WHAT IS BEING ASKED:
Give only one thing: the number of lines that include the word "value".

RAW DATA:

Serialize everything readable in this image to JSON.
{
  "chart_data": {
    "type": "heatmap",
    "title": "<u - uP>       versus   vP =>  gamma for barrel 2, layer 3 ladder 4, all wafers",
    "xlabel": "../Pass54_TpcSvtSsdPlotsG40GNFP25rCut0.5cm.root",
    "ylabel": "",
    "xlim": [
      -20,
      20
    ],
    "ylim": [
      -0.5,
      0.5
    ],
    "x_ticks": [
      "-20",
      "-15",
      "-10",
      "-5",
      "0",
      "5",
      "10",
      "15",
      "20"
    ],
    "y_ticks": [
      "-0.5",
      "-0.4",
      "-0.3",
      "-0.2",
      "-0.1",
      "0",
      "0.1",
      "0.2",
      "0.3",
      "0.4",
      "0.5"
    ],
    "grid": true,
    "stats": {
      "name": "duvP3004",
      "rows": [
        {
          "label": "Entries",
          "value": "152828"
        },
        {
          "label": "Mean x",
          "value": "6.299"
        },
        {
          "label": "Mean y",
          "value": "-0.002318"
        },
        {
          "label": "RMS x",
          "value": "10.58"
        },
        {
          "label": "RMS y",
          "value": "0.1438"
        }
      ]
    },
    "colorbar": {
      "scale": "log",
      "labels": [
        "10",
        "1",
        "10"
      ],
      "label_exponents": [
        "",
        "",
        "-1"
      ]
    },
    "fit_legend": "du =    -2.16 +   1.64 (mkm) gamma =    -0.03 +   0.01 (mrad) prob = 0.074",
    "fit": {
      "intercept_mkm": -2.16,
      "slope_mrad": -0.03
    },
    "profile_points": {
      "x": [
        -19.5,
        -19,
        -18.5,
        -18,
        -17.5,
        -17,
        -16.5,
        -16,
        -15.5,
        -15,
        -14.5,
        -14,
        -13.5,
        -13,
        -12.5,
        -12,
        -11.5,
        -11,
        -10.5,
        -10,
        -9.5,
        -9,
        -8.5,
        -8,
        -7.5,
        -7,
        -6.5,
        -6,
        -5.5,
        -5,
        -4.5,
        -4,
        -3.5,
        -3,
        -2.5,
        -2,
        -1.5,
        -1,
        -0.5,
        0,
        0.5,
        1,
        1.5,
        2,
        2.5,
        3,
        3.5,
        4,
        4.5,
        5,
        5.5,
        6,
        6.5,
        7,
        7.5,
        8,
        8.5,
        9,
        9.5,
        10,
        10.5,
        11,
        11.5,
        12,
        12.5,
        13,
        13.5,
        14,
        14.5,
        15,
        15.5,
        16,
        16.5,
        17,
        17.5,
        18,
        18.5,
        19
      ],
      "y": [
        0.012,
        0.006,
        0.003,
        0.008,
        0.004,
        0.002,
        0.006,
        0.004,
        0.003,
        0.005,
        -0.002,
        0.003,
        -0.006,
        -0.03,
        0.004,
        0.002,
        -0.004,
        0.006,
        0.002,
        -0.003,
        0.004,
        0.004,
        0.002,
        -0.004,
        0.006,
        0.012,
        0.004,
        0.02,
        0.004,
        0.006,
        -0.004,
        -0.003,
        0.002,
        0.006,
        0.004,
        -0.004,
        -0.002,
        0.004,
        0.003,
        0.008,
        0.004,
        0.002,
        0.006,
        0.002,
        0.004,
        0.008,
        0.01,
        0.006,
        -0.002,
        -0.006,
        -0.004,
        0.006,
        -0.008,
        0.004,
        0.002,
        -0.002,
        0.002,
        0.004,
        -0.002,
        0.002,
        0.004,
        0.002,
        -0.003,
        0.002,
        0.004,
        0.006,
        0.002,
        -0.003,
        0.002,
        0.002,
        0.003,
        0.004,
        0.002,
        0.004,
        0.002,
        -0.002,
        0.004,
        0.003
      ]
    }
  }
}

WRITTEN RESPONSE:
5